> GIVEN PROBLEM
Extract the rows running from the line containing "- author-avatar[interactable]: [43, 20, 190, 167]" through the line containing "- chevron-down-icon[interactable]: [1001, 82, 1035, 102]", inclusive, and repeat them exactly, with nothing else.

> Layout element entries
— start —
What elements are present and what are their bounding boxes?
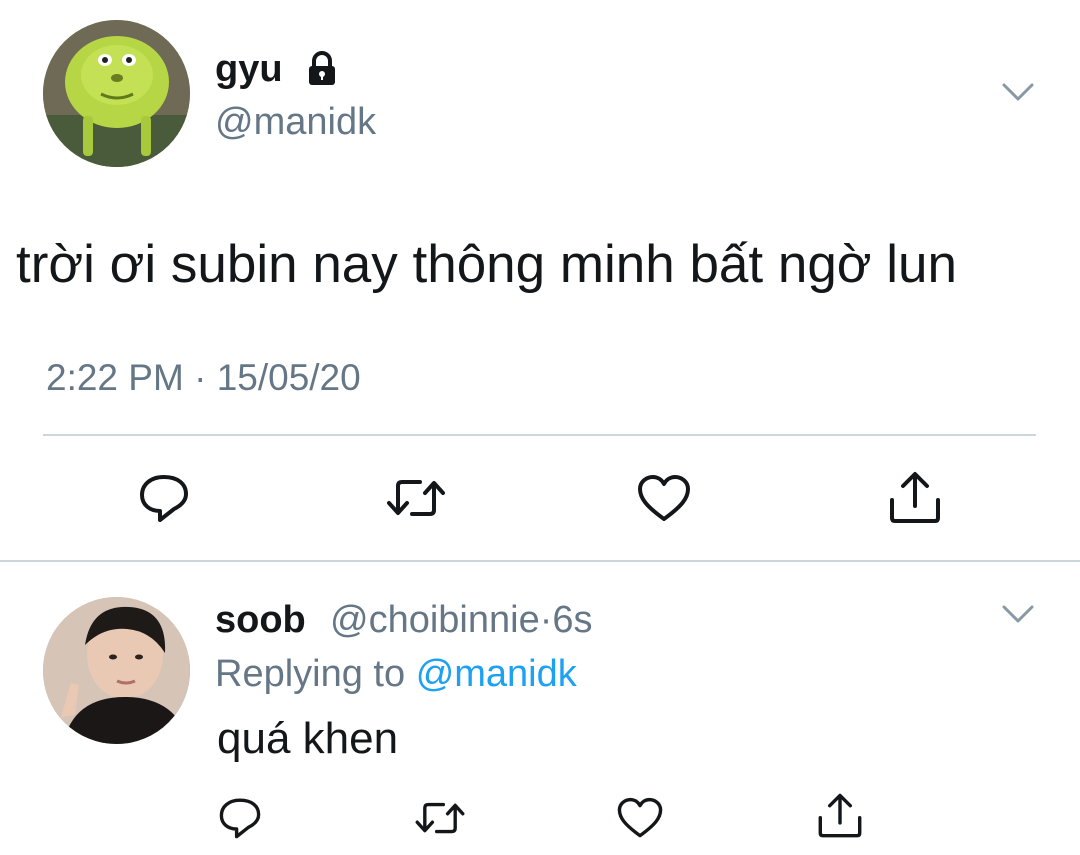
- author-avatar[interactable]: [43, 20, 190, 167]
- tweet-text: trời ơi subin nay thông minh bất ngờ lun: [16, 235, 958, 294]
- reply-author-avatar[interactable]: [43, 597, 190, 744]
- chevron-down-icon[interactable]: [1001, 82, 1035, 102]
- retweet-icon[interactable]: [384, 476, 448, 520]
- reply-meta: @choibinnie·6s: [330, 598, 593, 642]
- tweet-date: 15/05/20: [216, 357, 361, 398]
- reply-author-handle[interactable]: @choibinnie: [330, 599, 540, 641]
- heart-icon[interactable]: [636, 474, 692, 524]
- reply-author-display-name[interactable]: soob: [215, 598, 306, 642]
- heart-icon[interactable]: [616, 797, 664, 840]
- chevron-down-icon[interactable]: [1001, 604, 1035, 624]
- replying-to-link[interactable]: @manidk: [416, 653, 577, 695]
- divider: [43, 434, 1036, 436]
- comment-icon[interactable]: [136, 472, 192, 524]
- author-handle[interactable]: @manidk: [215, 100, 376, 144]
- reply-age[interactable]: 6s: [552, 599, 592, 641]
- meta-separator: ·: [539, 599, 553, 641]
- tweet-thread: gyu @manidk trời ơi subin nay thông minh…: [0, 0, 1080, 855]
- tweet-time: 2:22 PM: [46, 357, 184, 398]
- tweet-separator: [0, 560, 1080, 562]
- author-display-name[interactable]: gyu: [215, 47, 283, 91]
- monster-face-avatar-icon: [43, 20, 190, 167]
- comment-icon[interactable]: [216, 796, 264, 840]
- person-photo-avatar-icon: [43, 597, 190, 744]
- replying-prefix: Replying to: [215, 653, 406, 695]
- tweet-timestamp[interactable]: 2:22 PM · 15/05/20: [46, 356, 361, 400]
- share-icon[interactable]: [886, 470, 944, 526]
- replying-to-line: Replying to @manidk: [215, 652, 577, 696]
- lock-icon: [309, 51, 335, 85]
- timestamp-separator: ·: [194, 357, 207, 398]
- reply-text: quá khen: [217, 714, 399, 763]
- share-icon[interactable]: [815, 792, 865, 840]
- retweet-icon[interactable]: [413, 799, 467, 837]
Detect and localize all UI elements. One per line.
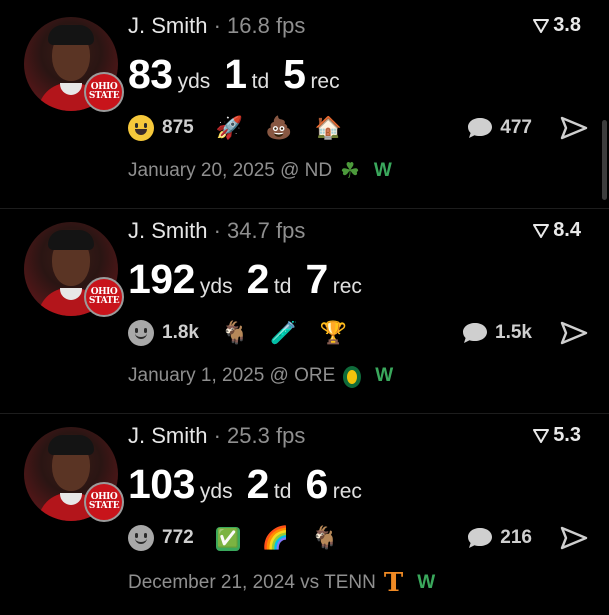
rec-unit: rec bbox=[332, 480, 362, 503]
fps-value: 34.7 fps bbox=[227, 218, 306, 243]
rating[interactable]: 5.3 bbox=[533, 424, 581, 447]
rec-value: 6 bbox=[305, 461, 328, 507]
shamrock-icon: ☘ bbox=[340, 158, 360, 183]
goat-emoji-icon[interactable]: 🐐 bbox=[311, 526, 338, 551]
yards-unit: yds bbox=[199, 480, 233, 503]
rating-value: 5.3 bbox=[553, 424, 581, 446]
neutral-face-icon bbox=[128, 525, 154, 551]
game-info: January 20, 2025 @ ND ☘ W bbox=[128, 158, 392, 184]
test-tube-emoji-icon[interactable]: 🧪 bbox=[270, 321, 297, 346]
td-value: 2 bbox=[246, 461, 270, 507]
check-mark-emoji-icon[interactable]: ✅ bbox=[215, 525, 240, 551]
yards-unit: yds bbox=[177, 70, 211, 93]
oregon-o-icon bbox=[343, 363, 362, 389]
comment-button[interactable]: 477 bbox=[467, 116, 588, 140]
game-date: January 1, 2025 @ ORE bbox=[128, 365, 336, 386]
upvote-funnel-icon bbox=[533, 18, 550, 33]
action-bar: 1.8k 🐐 🧪 🏆 1.5k bbox=[128, 315, 588, 351]
tennessee-t-icon: T bbox=[383, 568, 404, 598]
poop-emoji-icon[interactable]: 💩 bbox=[265, 116, 292, 141]
stat-line: 83 yds 1 td 5 rec bbox=[128, 51, 354, 98]
post-card[interactable]: OHIO STATE J. Smith · 25.3 fps 5.3 103 yd… bbox=[0, 410, 609, 614]
post-header: J. Smith · 34.7 fps bbox=[128, 218, 306, 243]
rec-value: 7 bbox=[305, 256, 328, 302]
post-header: J. Smith · 25.3 fps bbox=[128, 423, 306, 448]
player-name[interactable]: J. Smith bbox=[128, 13, 207, 38]
comment-count: 477 bbox=[500, 117, 532, 138]
action-bar: 772 ✅ 🌈 🐐 216 bbox=[128, 520, 588, 556]
game-result: W bbox=[373, 160, 392, 181]
comment-count: 1.5k bbox=[495, 322, 532, 343]
reaction-count: 875 bbox=[162, 117, 194, 138]
comment-bubble-icon bbox=[468, 528, 493, 548]
yards-unit: yds bbox=[199, 275, 233, 298]
rating-value: 3.8 bbox=[553, 14, 581, 36]
reaction-count: 772 bbox=[162, 527, 194, 548]
team-logo: OHIO STATE bbox=[84, 482, 124, 522]
rating[interactable]: 3.8 bbox=[533, 14, 581, 37]
share-send-icon[interactable] bbox=[560, 116, 588, 140]
feed: OHIO STATE J. Smith · 16.8 fps 3.8 83 yds… bbox=[0, 0, 609, 615]
fps-value: 16.8 fps bbox=[227, 13, 306, 38]
game-info: January 1, 2025 @ ORE W bbox=[128, 363, 393, 389]
player-name[interactable]: J. Smith bbox=[128, 218, 207, 243]
neutral-face-icon bbox=[128, 320, 154, 346]
upvote-funnel-icon bbox=[533, 223, 550, 238]
post-card[interactable]: OHIO STATE J. Smith · 34.7 fps 8.4 192 yd… bbox=[0, 205, 609, 409]
trophy-emoji-icon[interactable]: 🏆 bbox=[320, 321, 347, 346]
game-result: W bbox=[417, 572, 436, 593]
td-value: 2 bbox=[246, 256, 270, 302]
stat-line: 192 yds 2 td 7 rec bbox=[128, 256, 376, 303]
player-name[interactable]: J. Smith bbox=[128, 423, 207, 448]
comment-bubble-icon bbox=[463, 323, 488, 343]
yards-value: 83 bbox=[128, 51, 173, 97]
reaction-count: 1.8k bbox=[162, 322, 199, 343]
comment-bubble-icon bbox=[468, 118, 493, 138]
team-logo: OHIO STATE bbox=[84, 72, 124, 112]
td-value: 1 bbox=[224, 51, 247, 97]
comment-button[interactable]: 216 bbox=[467, 526, 588, 550]
rec-value: 5 bbox=[283, 51, 306, 97]
scrollbar[interactable] bbox=[602, 120, 607, 200]
yards-value: 103 bbox=[128, 461, 195, 507]
rocket-emoji-icon[interactable]: 🚀 bbox=[216, 116, 243, 141]
rating-value: 8.4 bbox=[553, 219, 581, 241]
yards-value: 192 bbox=[128, 256, 195, 302]
post-header: J. Smith · 16.8 fps bbox=[128, 13, 306, 38]
house-emoji-icon[interactable]: 🏠 bbox=[315, 116, 342, 141]
td-unit: td bbox=[273, 480, 292, 503]
reaction-button[interactable]: 1.8k bbox=[128, 320, 199, 346]
fps-value: 25.3 fps bbox=[227, 423, 306, 448]
stat-line: 103 yds 2 td 6 rec bbox=[128, 461, 376, 508]
comment-button[interactable]: 1.5k bbox=[462, 321, 588, 345]
share-send-icon[interactable] bbox=[560, 526, 588, 550]
game-date: January 20, 2025 @ ND bbox=[128, 160, 333, 181]
post-card[interactable]: OHIO STATE J. Smith · 16.8 fps 3.8 83 yds… bbox=[0, 0, 609, 204]
td-unit: td bbox=[273, 275, 292, 298]
action-bar: 875 🚀 💩 🏠 477 bbox=[128, 110, 588, 146]
smile-face-icon bbox=[128, 115, 154, 141]
game-info: December 21, 2024 vs TENN T W bbox=[128, 568, 435, 598]
reaction-button[interactable]: 875 bbox=[128, 115, 194, 141]
rating[interactable]: 8.4 bbox=[533, 219, 581, 242]
goat-emoji-icon[interactable]: 🐐 bbox=[221, 321, 248, 346]
td-unit: td bbox=[251, 70, 270, 93]
game-date: December 21, 2024 vs TENN bbox=[128, 572, 376, 593]
comment-count: 216 bbox=[500, 527, 532, 548]
share-send-icon[interactable] bbox=[560, 321, 588, 345]
team-logo: OHIO STATE bbox=[84, 277, 124, 317]
game-result: W bbox=[375, 365, 394, 386]
rec-unit: rec bbox=[310, 70, 340, 93]
rec-unit: rec bbox=[332, 275, 362, 298]
upvote-funnel-icon bbox=[533, 428, 550, 443]
reaction-button[interactable]: 772 bbox=[128, 525, 194, 551]
rainbow-emoji-icon[interactable]: 🌈 bbox=[262, 526, 289, 551]
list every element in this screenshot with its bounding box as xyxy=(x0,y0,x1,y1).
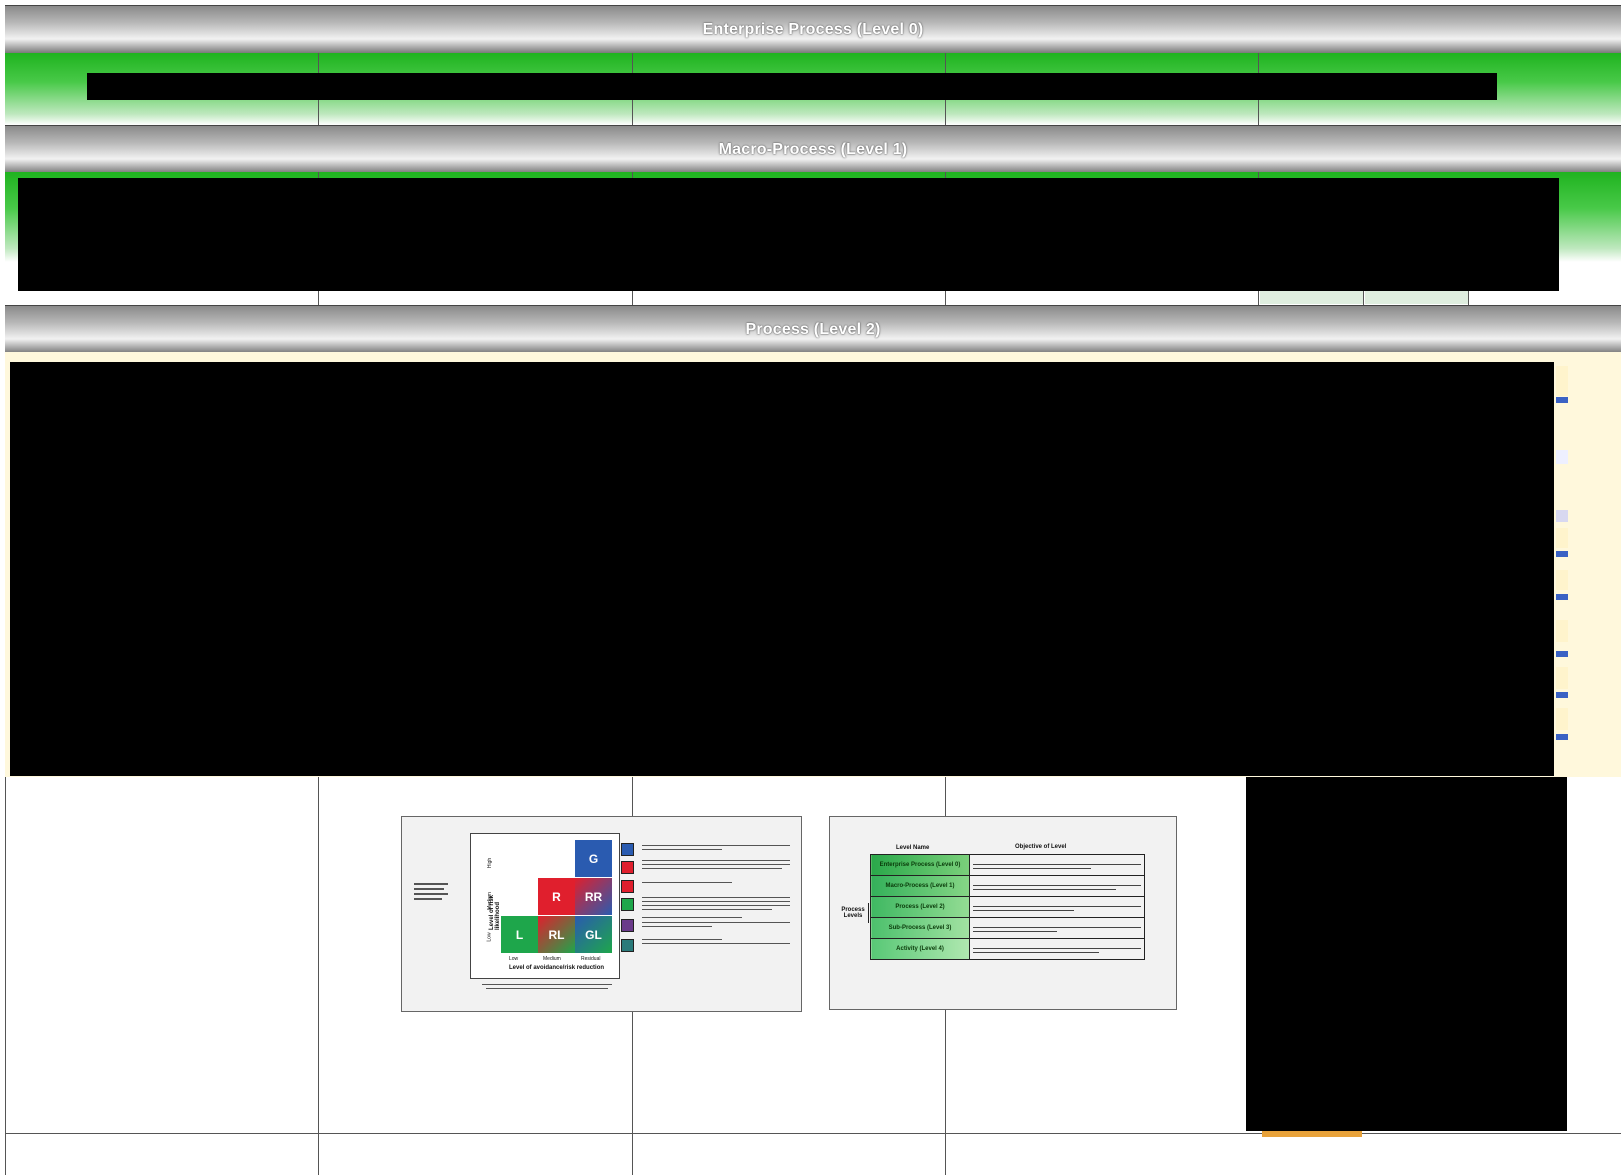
redacted-block xyxy=(18,178,1559,291)
level1-header-bar: Macro-Process (Level 1) xyxy=(5,125,1621,174)
level-name-cell: Enterprise Process (Level 0) xyxy=(870,854,970,876)
x-axis-title: Level of avoidance/risk reduction xyxy=(509,965,605,971)
legend-text xyxy=(642,939,722,940)
legend-text xyxy=(642,882,732,883)
sticky-note[interactable] xyxy=(1556,708,1568,730)
legend-text xyxy=(642,922,790,923)
legend-text xyxy=(642,917,742,918)
matrix-cell-bottom-middle: RL xyxy=(538,916,575,953)
level2-header-bar: Process (Level 2) xyxy=(5,305,1621,354)
sticky-note[interactable] xyxy=(1556,450,1568,464)
legend-swatch xyxy=(621,843,634,856)
level0-header-bar: Enterprise Process (Level 0) xyxy=(5,5,1621,54)
level-row: Process (Level 2) xyxy=(870,896,1145,918)
sticky-note[interactable] xyxy=(1556,528,1568,548)
matrix-cell-mid-middle: R xyxy=(538,878,575,915)
bracket-line xyxy=(868,903,869,923)
sticky-note[interactable] xyxy=(1556,620,1568,642)
y-tick-label: Medium xyxy=(486,892,493,910)
footnote-text xyxy=(486,988,608,989)
level-name-header: Level Name xyxy=(896,845,930,851)
footnote-text xyxy=(482,984,612,985)
legend-text xyxy=(642,860,790,861)
legend-text xyxy=(642,868,782,869)
flag-icon xyxy=(1556,551,1568,557)
legend-swatch xyxy=(621,939,634,952)
x-tick-label: Residual xyxy=(581,956,601,962)
risk-matrix-chart: Level of risk likelihood High Medium Low… xyxy=(470,833,620,979)
level-objective-cell xyxy=(969,854,1145,876)
redacted-block xyxy=(1246,777,1567,1131)
level-row: Sub-Process (Level 3) xyxy=(870,917,1145,939)
legend-text xyxy=(642,845,790,846)
sticky-note[interactable] xyxy=(1556,510,1568,522)
sticky-note[interactable] xyxy=(1556,366,1568,396)
flag-icon xyxy=(1556,651,1568,657)
caption-text xyxy=(414,888,444,890)
legend-swatch xyxy=(621,919,634,932)
caption-text xyxy=(414,893,448,895)
legend-swatch xyxy=(621,880,634,893)
process-levels-side-label: Process Levels xyxy=(841,907,865,919)
legend-text xyxy=(642,943,790,944)
caption-text xyxy=(414,883,448,885)
risk-matrix-image[interactable]: Level of risk likelihood High Medium Low… xyxy=(401,816,802,1012)
process-levels-image[interactable]: Level Name Objective of Level Process Le… xyxy=(829,816,1177,1010)
legend-text xyxy=(642,897,790,898)
legend-text xyxy=(642,864,790,865)
redacted-block xyxy=(10,362,1554,776)
level-row: Activity (Level 4) xyxy=(870,938,1145,960)
matrix-cell-mid-right: RR xyxy=(575,878,612,915)
matrix-cell-bottom-left: L xyxy=(501,916,538,953)
legend-text xyxy=(642,849,722,850)
process-levels-table: Enterprise Process (Level 0) Macro-Proce… xyxy=(870,854,1145,960)
level-name-cell: Sub-Process (Level 3) xyxy=(870,917,970,939)
level-objective-cell xyxy=(969,938,1145,960)
x-tick-label: Medium xyxy=(543,956,561,962)
redacted-block xyxy=(87,73,1497,100)
legend-text xyxy=(642,926,712,927)
y-tick-label: Low xyxy=(486,932,493,942)
matrix-cell-bottom-right: GL xyxy=(575,916,612,953)
legend-text xyxy=(642,901,790,902)
x-tick-label: Low xyxy=(509,956,519,962)
matrix-cell-top-right: G xyxy=(575,840,612,877)
flag-icon xyxy=(1556,734,1568,740)
level1-header-title: Macro-Process (Level 1) xyxy=(718,140,908,158)
level-name-cell: Process (Level 2) xyxy=(870,896,970,918)
cell-fragment xyxy=(1262,1131,1362,1137)
objective-header: Objective of Level xyxy=(1015,844,1067,850)
sticky-note[interactable] xyxy=(1556,570,1568,590)
level-objective-cell xyxy=(969,896,1145,918)
level-name-cell: Activity (Level 4) xyxy=(870,938,970,960)
flag-icon xyxy=(1556,594,1568,600)
caption-text xyxy=(414,898,442,900)
level-row: Macro-Process (Level 1) xyxy=(870,875,1145,897)
legend-text xyxy=(642,909,772,910)
y-tick-label: High xyxy=(487,857,494,869)
legend-swatch xyxy=(621,898,634,911)
level-name-cell: Macro-Process (Level 1) xyxy=(870,875,970,897)
row-divider xyxy=(5,1133,1621,1134)
level-row: Enterprise Process (Level 0) xyxy=(870,854,1145,876)
column-divider xyxy=(318,777,319,1175)
level-objective-cell xyxy=(969,875,1145,897)
flag-icon xyxy=(1556,397,1568,403)
level0-header-title: Enterprise Process (Level 0) xyxy=(702,20,924,38)
sticky-note[interactable] xyxy=(1556,667,1568,689)
legend-swatch xyxy=(621,861,634,874)
level-objective-cell xyxy=(969,917,1145,939)
flag-icon xyxy=(1556,692,1568,698)
legend-text xyxy=(642,905,790,906)
level2-header-title: Process (Level 2) xyxy=(745,320,881,338)
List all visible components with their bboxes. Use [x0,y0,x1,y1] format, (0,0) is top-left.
— end —
> RESPONSE TO THE TASK
- author-avatar[interactable]: [43, 20, 190, 167]
- tweet-text: trời ơi subin nay thông minh bất ngờ lun: [16, 235, 958, 294]
- reply-author-avatar[interactable]: [43, 597, 190, 744]
- chevron-down-icon[interactable]: [1001, 82, 1035, 102]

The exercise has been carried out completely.